_JOB:_
The entries below are to be written out again without alteration.
━━━━━ DATASET ROWS ━━━━━
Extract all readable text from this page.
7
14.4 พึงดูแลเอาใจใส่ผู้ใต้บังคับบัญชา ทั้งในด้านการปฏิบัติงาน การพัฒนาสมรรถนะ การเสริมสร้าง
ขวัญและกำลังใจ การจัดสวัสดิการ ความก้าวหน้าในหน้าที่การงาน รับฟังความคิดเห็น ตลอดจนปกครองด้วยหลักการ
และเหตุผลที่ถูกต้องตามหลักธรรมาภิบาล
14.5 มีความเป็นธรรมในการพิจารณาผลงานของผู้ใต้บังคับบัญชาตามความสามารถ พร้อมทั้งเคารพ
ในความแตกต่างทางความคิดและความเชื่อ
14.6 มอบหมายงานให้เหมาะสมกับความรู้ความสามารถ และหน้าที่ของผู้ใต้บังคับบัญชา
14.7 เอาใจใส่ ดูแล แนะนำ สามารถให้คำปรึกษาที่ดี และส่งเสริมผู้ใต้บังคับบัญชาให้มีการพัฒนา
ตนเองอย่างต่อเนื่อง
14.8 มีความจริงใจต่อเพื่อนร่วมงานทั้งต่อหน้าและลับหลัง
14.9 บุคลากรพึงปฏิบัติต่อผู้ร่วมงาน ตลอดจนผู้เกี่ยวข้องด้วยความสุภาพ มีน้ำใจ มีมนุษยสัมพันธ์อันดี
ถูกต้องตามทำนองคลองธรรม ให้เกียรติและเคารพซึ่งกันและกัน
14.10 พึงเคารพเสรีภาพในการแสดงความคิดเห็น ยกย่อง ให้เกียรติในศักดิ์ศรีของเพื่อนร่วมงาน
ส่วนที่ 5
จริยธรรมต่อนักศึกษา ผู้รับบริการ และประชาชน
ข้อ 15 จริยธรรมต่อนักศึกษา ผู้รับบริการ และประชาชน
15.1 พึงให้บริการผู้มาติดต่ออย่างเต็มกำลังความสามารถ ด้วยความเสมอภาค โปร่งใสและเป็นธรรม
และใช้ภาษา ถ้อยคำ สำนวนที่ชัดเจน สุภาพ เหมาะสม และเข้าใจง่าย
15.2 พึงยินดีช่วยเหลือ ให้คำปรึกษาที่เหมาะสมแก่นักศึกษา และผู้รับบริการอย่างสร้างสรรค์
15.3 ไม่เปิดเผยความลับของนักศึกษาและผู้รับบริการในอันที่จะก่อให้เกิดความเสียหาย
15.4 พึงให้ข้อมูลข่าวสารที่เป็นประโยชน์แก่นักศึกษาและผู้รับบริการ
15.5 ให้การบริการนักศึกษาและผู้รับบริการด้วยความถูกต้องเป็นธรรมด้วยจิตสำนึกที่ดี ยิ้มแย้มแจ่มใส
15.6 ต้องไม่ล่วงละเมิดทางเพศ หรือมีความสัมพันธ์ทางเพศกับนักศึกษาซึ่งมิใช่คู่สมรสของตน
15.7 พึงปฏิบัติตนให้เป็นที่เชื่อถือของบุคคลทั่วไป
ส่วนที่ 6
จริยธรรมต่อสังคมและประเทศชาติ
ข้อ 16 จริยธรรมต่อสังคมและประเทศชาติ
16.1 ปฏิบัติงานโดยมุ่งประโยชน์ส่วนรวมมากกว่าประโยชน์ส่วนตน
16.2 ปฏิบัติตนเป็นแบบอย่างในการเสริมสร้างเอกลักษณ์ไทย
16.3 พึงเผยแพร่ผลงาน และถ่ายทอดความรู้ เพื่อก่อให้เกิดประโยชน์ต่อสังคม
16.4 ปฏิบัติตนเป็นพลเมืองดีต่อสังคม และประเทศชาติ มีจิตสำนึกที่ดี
━━━━━
_RESPONSE:_
Extract all readable text from this page.
7
14.4 พึงดูแลเอาใจใส่ผู้ใต้บังคับบัญชา ทั้งในด้านการปฏิบัติงาน การพัฒนาสมรรถนะ การเสริมสร้าง
ขวัญและกำลังใจ การจัดสวัสดิการ ความก้าวหน้าในหน้าที่การงาน รับฟังความคิดเห็น ตลอดจนปกครองด้วยหลักการ
และเหตุผลที่ถูกต้องตามหลักธรรมาภิบาล
14.5 มีความเป็นธรรมในการพิจารณาผลงานของผู้ใต้บังคับบัญชาตามความสามารถ พร้อมทั้งเคารพ
ในความแตกต่างทางความคิดและความเชื่อ
14.6 มอบหมายงานให้เหมาะสมกับความรู้ความสามารถ และหน้าที่ของผู้ใต้บังคับบัญชา
14.7 เอาใจใส่ ดูแล แนะนำ สามารถให้คำปรึกษาที่ดี และส่งเสริมผู้ใต้บังคับบัญชาให้มีการพัฒนา
ตนเองอย่างต่อเนื่อง
14.8 มีความจริงใจต่อเพื่อนร่วมงานทั้งต่อหน้าและลับหลัง
14.9 บุคลากรพึงปฏิบัติต่อผู้ร่วมงาน ตลอดจนผู้เกี่ยวข้องด้วยความสุภาพ มีน้ำใจ มีมนุษยสัมพันธ์อันดี
ถูกต้องตามทำนองคลองธรรม ให้เกียรติและเคารพซึ่งกันและกัน
14.10 พึงเคารพเสรีภาพในการแสดงความคิดเห็น ยกย่อง ให้เกียรติในศักดิ์ศรีของเพื่อนร่วมงาน
ส่วนที่ 5
จริยธรรมต่อนักศึกษา ผู้รับบริการ และประชาชน
ข้อ 15 จริยธรรมต่อนักศึกษา ผู้รับบริการ และประชาชน
15.1 พึงให้บริการผู้มาติดต่ออย่างเต็มกำลังความสามารถ ด้วยความเสมอภาค โปร่งใสและเป็นธรรม
และใช้ภาษา ถ้อยคำ สำนวนที่ชัดเจน สุภาพ เหมาะสม และเข้าใจง่าย
15.2 พึงยินดีช่วยเหลือ ให้คำปรึกษาที่เหมาะสมแก่นักศึกษา และผู้รับบริการอย่างสร้างสรรค์
15.3 ไม่เปิดเผยความลับของนักศึกษาและผู้รับบริการในอันที่จะก่อให้เกิดความเสียหาย
15.4 พึงให้ข้อมูลข่าวสารที่เป็นประโยชน์แก่นักศึกษาและผู้รับบริการ
15.5 ให้การบริการนักศึกษาและผู้รับบริการด้วยความถูกต้องเป็นธรรมด้วยจิตสำนึกที่ดี ยิ้มแย้มแจ่มใส
15.6 ต้องไม่ล่วงละเมิดทางเพศ หรือมีความสัมพันธ์ทางเพศกับนักศึกษาซึ่งมิใช่คู่สมรสของตน
15.7 พึงปฏิบัติตนให้เป็นที่เชื่อถือของบุคคลทั่วไป
ส่วนที่ 6
จริยธรรมต่อสังคมและประเทศชาติ
ข้อ 16 จริยธรรมต่อสังคมและประเทศชาติ
16.1 ปฏิบัติงานโดยมุ่งประโยชน์ส่วนรวมมากกว่าประโยชน์ส่วนตน
16.2 ปฏิบัติตนเป็นแบบอย่างในการเสริมสร้างเอกลักษณ์ไทย
16.3 พึงเผยแพร่ผลงาน และถ่ายทอดความรู้ เพื่อก่อให้เกิดประโยชน์ต่อสังคม
16.4 ปฏิบัติตนเป็นพลเมืองดีต่อสังคม และประเทศชาติ มีจิตสำนึกที่ดี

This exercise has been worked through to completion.